Exercise details.
How many of the lines here include "JSON"? Answer with a single number.

Data for this exercise.
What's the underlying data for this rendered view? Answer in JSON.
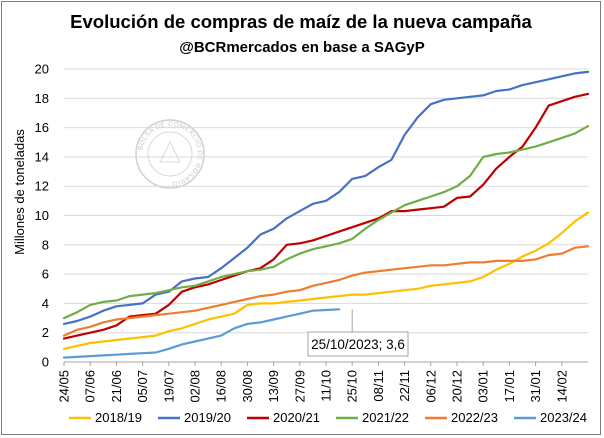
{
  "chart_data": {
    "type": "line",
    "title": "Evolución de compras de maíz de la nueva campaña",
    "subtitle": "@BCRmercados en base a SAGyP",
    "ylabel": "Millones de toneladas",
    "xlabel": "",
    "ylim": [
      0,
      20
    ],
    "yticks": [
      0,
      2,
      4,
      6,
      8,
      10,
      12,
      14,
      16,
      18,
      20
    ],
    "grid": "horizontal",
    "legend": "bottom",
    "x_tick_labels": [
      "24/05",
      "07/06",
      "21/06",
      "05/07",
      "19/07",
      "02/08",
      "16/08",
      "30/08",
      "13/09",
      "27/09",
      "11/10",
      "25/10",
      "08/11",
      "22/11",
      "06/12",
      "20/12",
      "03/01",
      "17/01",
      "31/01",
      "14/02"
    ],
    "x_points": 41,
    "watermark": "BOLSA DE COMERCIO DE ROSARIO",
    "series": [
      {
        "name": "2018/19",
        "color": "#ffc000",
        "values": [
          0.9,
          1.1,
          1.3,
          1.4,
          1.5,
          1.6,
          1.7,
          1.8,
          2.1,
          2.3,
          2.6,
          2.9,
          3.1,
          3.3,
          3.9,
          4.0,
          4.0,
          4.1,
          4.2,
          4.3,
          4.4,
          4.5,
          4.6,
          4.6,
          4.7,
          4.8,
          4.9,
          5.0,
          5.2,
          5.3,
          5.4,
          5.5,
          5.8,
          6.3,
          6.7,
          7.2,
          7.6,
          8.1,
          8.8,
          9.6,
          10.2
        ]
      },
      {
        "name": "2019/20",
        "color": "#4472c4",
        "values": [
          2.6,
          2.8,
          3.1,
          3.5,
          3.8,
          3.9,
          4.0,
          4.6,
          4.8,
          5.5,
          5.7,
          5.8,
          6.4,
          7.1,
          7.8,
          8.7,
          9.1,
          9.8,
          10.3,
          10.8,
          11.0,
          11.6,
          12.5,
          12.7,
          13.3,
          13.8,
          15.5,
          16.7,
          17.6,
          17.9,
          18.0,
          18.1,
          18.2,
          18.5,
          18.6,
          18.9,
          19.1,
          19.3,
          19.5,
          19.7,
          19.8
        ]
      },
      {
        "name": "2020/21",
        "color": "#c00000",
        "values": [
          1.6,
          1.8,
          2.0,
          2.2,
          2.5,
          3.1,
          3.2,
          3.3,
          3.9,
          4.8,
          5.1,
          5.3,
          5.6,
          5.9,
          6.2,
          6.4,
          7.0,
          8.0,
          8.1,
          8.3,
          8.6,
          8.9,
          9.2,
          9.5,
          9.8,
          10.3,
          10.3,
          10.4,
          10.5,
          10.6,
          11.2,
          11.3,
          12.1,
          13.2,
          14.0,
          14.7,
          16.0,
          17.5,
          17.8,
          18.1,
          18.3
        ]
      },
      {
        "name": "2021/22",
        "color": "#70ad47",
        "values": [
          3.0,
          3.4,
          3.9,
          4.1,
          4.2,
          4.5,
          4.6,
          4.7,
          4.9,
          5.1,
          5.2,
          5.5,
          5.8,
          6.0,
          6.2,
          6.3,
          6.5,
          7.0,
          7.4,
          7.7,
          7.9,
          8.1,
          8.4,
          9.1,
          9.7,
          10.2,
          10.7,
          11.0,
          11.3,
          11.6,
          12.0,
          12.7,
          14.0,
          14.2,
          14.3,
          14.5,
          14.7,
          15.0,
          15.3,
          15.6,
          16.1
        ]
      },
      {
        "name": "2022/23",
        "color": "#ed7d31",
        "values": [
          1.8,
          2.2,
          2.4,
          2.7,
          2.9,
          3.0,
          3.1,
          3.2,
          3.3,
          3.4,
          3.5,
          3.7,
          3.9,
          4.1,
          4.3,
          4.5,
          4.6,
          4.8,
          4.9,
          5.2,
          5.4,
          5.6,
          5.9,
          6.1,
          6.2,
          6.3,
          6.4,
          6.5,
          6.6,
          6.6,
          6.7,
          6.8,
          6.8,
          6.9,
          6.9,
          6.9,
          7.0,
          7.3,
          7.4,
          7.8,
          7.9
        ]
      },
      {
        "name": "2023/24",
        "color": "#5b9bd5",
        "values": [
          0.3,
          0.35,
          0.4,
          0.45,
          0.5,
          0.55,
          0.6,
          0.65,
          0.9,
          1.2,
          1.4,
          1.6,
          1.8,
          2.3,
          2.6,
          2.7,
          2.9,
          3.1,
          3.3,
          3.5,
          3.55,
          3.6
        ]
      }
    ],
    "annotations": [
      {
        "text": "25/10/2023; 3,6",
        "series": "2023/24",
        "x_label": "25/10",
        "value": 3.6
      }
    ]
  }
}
---
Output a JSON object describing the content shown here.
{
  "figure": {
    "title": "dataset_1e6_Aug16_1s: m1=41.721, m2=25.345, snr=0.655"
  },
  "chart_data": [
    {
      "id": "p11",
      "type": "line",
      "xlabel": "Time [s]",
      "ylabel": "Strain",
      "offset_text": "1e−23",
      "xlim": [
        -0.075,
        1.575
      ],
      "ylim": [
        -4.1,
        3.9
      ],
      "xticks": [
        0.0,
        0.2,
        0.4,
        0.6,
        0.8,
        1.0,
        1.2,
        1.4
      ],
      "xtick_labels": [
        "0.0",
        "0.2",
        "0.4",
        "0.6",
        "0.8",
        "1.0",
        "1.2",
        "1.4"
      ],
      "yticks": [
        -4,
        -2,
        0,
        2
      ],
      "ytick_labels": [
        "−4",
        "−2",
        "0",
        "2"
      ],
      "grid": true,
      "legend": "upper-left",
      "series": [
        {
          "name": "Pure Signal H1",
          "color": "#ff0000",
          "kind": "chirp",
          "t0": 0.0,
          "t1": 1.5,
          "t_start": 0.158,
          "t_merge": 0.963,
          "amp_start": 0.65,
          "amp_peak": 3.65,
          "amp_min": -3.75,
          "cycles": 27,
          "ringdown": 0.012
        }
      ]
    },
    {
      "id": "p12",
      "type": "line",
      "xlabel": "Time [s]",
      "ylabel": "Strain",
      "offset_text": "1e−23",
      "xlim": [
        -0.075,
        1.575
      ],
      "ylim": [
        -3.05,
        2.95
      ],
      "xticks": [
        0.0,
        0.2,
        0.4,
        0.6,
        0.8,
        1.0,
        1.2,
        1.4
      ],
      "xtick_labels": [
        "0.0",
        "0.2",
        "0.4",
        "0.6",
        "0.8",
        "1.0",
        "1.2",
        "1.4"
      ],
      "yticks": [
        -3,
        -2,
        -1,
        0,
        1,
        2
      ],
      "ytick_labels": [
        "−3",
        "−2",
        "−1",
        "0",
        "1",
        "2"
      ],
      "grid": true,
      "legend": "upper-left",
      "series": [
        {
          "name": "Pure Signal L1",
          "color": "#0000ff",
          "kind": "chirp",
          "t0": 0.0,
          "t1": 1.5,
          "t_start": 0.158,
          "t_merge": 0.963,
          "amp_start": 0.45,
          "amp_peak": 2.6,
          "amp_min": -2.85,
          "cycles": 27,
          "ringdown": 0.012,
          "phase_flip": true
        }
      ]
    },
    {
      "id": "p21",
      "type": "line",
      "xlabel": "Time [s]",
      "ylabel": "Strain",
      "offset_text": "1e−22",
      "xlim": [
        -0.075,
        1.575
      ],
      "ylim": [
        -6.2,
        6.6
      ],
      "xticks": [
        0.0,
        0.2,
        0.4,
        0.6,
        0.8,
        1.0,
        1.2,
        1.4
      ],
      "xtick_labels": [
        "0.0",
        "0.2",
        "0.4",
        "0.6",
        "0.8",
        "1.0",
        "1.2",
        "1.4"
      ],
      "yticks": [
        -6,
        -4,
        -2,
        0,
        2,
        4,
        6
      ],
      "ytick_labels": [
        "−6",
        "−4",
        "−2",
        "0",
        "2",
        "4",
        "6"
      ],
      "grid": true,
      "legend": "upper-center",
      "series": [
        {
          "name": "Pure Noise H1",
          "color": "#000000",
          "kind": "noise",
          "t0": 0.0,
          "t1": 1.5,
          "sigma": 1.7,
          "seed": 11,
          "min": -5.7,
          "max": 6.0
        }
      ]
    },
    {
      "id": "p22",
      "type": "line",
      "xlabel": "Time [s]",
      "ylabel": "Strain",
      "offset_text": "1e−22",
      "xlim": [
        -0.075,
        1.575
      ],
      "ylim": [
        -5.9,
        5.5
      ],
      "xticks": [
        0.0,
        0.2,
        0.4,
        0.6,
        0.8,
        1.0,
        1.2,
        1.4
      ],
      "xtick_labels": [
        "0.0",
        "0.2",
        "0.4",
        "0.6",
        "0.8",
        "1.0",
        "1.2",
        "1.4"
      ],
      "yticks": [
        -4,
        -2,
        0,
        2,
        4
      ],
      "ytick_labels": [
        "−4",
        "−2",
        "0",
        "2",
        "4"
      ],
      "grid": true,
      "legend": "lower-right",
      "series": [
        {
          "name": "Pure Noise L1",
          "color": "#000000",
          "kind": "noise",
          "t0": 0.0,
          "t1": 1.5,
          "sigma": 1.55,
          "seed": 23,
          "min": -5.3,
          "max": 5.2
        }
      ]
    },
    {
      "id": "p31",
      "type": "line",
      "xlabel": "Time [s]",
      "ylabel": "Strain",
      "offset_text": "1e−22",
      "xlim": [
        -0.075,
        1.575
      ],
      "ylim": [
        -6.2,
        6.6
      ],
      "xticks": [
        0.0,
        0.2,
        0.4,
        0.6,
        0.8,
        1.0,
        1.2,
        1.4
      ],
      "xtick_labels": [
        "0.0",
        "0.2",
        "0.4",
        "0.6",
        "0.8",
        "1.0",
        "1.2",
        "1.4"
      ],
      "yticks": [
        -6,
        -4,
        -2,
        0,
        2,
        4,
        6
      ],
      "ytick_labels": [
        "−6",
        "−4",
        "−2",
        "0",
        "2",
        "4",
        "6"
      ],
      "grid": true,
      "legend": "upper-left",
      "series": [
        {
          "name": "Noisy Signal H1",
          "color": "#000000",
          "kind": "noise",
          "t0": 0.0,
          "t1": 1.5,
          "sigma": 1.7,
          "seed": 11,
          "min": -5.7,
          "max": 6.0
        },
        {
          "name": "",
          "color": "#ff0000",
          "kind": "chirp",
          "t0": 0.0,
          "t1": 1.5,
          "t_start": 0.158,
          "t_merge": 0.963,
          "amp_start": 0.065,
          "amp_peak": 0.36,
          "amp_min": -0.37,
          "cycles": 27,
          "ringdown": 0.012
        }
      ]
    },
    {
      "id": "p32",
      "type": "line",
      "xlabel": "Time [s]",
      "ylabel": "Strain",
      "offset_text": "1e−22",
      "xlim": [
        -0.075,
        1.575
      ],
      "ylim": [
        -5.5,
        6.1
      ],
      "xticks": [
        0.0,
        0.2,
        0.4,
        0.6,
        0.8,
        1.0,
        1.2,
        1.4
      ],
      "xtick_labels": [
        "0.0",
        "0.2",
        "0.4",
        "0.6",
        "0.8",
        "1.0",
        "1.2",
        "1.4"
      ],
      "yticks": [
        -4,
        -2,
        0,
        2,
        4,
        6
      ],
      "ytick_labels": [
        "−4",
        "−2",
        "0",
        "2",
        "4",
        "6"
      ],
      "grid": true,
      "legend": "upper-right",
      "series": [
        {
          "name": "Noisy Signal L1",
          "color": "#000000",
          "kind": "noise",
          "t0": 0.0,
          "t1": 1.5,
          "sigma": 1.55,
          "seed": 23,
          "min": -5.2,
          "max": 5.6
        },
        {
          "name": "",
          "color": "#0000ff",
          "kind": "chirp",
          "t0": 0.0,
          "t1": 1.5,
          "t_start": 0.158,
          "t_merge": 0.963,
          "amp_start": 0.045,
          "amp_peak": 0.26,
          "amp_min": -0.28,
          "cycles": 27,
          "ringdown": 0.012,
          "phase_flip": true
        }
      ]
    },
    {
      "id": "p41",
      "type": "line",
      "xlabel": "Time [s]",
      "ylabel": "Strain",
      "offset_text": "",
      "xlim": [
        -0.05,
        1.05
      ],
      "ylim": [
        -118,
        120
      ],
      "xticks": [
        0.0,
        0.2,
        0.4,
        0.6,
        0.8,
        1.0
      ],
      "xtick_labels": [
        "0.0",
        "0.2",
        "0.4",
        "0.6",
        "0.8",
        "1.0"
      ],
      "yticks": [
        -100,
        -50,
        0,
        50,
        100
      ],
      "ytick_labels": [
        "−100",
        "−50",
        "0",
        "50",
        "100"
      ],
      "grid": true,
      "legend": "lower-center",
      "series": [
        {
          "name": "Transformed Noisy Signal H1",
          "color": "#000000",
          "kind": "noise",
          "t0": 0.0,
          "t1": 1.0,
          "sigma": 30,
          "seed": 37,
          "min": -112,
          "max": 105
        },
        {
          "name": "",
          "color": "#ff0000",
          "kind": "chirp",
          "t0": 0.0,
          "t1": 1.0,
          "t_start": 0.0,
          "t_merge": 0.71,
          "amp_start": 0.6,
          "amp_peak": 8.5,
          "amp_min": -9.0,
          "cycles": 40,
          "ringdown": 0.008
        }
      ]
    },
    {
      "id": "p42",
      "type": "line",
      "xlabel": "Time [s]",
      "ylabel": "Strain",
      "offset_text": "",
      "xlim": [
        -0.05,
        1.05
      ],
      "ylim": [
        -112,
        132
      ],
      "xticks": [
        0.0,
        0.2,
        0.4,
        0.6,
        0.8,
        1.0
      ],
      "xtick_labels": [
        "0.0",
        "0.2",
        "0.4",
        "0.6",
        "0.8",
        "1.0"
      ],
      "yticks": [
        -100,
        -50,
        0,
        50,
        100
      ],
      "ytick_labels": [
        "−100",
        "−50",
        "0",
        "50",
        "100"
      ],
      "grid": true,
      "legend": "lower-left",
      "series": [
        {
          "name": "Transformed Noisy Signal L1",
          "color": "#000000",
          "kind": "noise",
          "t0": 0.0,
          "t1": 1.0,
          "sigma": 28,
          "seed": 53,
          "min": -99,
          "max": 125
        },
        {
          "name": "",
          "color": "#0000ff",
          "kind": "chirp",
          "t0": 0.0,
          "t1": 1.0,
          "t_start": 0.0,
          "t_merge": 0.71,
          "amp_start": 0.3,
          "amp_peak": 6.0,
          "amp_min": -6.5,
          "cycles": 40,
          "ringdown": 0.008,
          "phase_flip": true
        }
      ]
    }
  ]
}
...
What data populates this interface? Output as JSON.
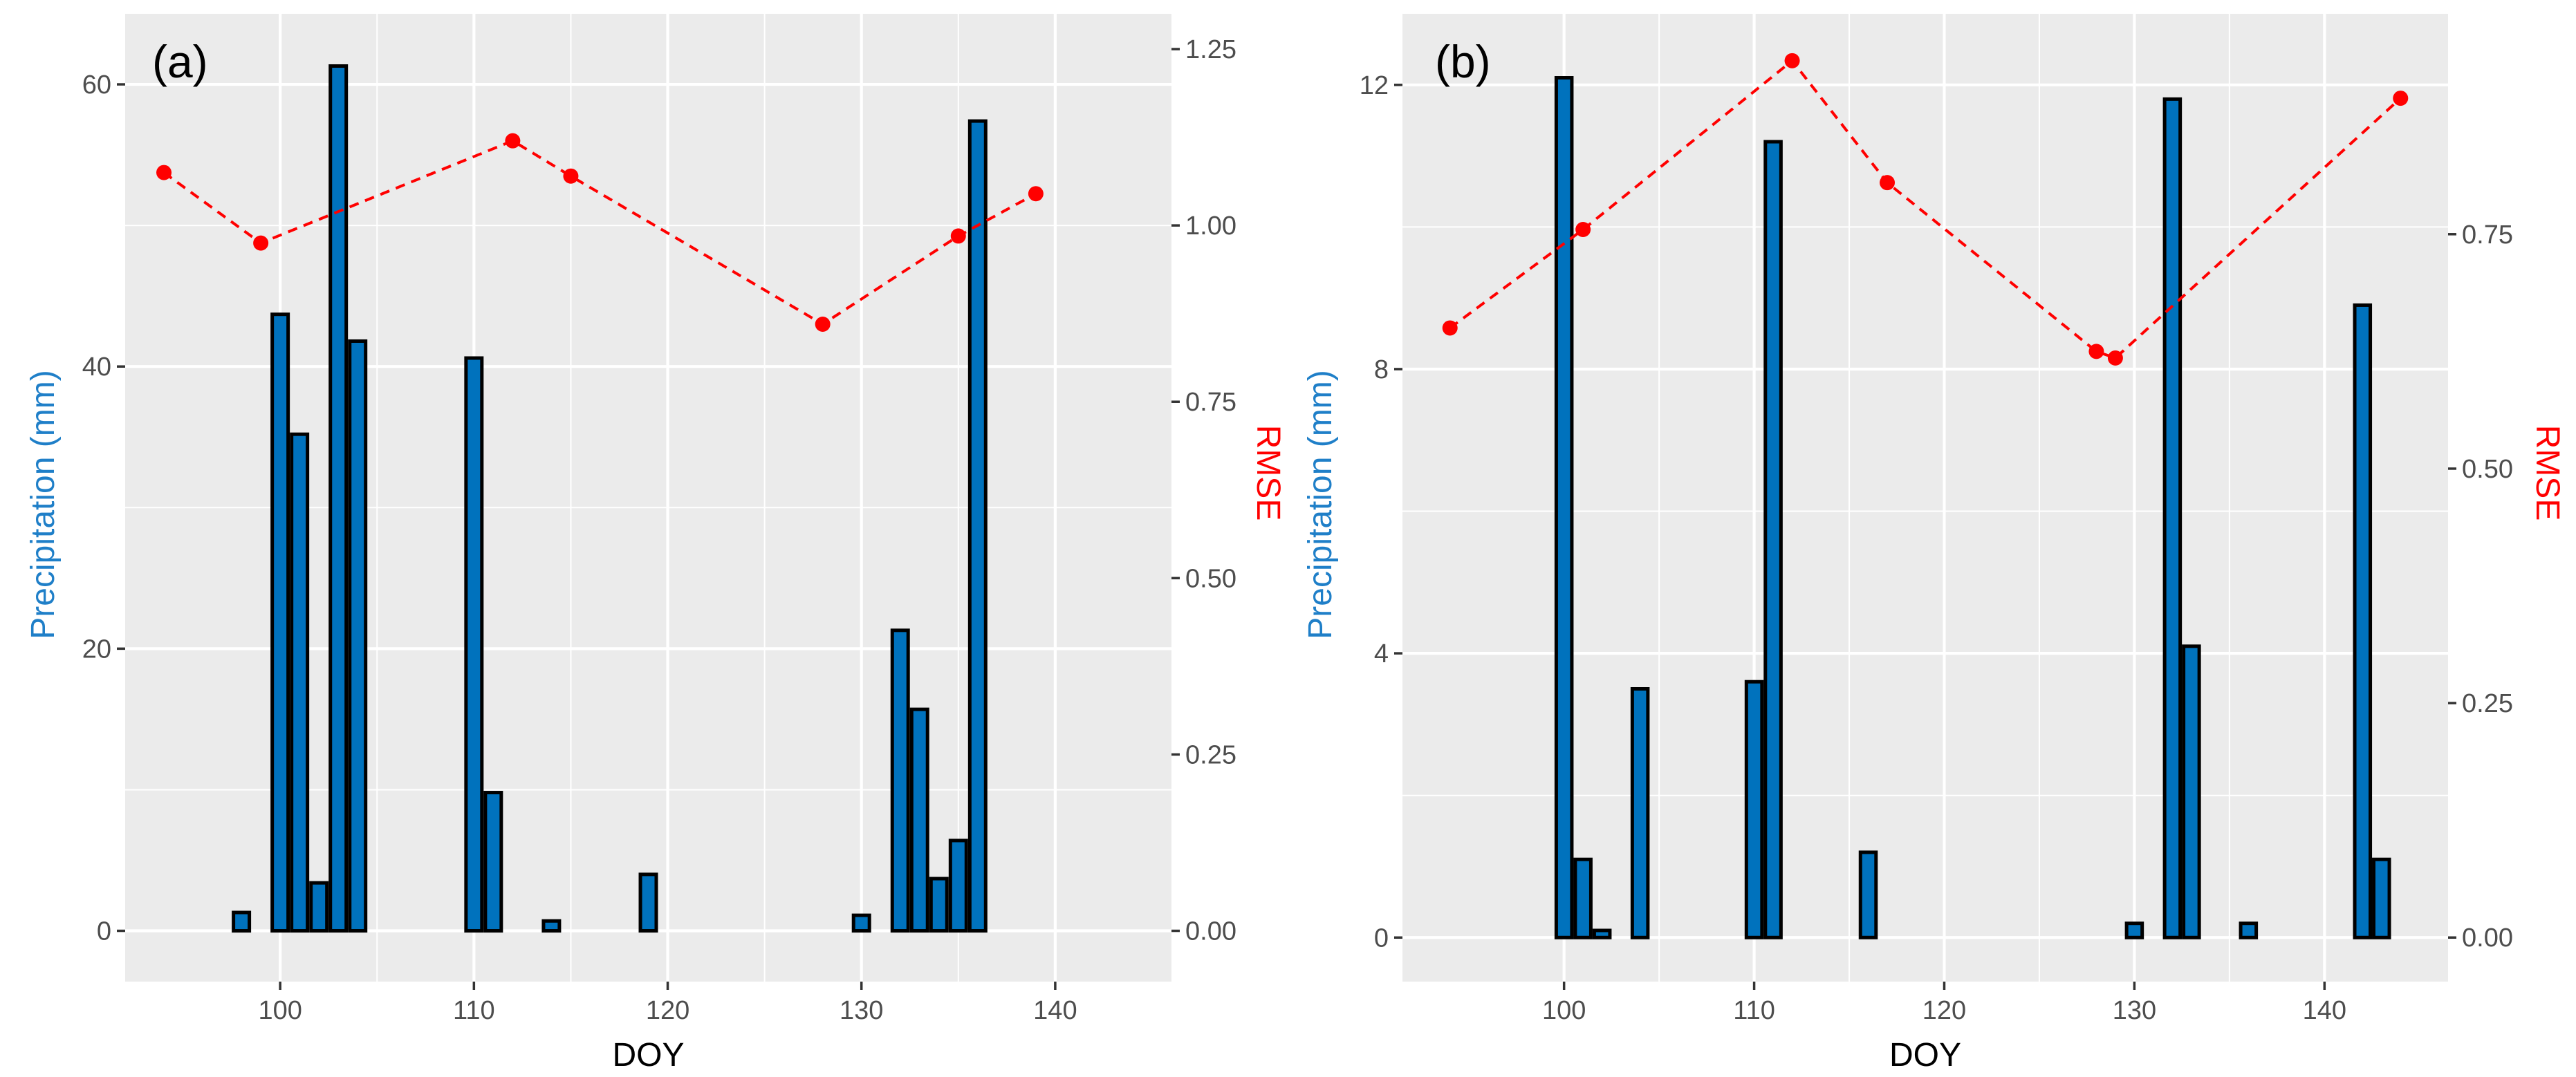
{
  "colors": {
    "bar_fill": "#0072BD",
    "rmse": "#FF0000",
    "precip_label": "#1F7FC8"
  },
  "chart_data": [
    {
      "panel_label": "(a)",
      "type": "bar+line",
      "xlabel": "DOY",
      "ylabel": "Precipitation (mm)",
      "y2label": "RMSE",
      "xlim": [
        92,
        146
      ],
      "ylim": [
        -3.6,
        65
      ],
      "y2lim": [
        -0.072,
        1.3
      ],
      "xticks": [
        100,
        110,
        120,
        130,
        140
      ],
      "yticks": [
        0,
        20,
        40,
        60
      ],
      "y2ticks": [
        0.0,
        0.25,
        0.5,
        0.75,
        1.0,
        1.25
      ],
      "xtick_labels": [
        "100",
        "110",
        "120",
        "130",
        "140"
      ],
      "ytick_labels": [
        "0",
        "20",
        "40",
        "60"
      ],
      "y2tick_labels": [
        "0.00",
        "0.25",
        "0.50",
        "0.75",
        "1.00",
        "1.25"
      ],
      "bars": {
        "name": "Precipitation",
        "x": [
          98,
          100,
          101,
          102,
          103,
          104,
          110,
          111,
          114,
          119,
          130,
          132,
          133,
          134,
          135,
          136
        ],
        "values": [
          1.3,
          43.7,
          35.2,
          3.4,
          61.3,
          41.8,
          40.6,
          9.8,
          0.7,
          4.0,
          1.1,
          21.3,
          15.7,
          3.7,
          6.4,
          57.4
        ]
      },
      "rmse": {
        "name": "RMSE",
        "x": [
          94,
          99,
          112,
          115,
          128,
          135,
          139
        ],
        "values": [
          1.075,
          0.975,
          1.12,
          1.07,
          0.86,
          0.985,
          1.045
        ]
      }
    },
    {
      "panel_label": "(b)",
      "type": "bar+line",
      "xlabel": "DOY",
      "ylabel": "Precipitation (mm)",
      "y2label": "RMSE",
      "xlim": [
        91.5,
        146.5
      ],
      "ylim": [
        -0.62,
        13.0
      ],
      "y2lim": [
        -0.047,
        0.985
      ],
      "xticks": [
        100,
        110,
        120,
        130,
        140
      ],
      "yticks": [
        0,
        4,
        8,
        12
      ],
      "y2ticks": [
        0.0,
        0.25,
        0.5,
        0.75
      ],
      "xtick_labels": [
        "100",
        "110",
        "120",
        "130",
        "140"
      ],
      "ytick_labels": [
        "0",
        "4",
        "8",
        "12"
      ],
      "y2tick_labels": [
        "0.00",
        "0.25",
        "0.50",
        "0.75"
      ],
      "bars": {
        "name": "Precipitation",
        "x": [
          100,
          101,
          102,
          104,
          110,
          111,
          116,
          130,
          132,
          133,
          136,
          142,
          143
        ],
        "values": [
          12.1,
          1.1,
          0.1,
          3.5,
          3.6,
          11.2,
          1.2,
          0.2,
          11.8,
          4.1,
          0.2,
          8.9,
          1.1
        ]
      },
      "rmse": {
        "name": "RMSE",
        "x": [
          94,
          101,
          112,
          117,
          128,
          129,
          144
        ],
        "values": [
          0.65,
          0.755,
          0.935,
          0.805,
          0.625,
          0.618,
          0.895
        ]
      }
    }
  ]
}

Finished task.
3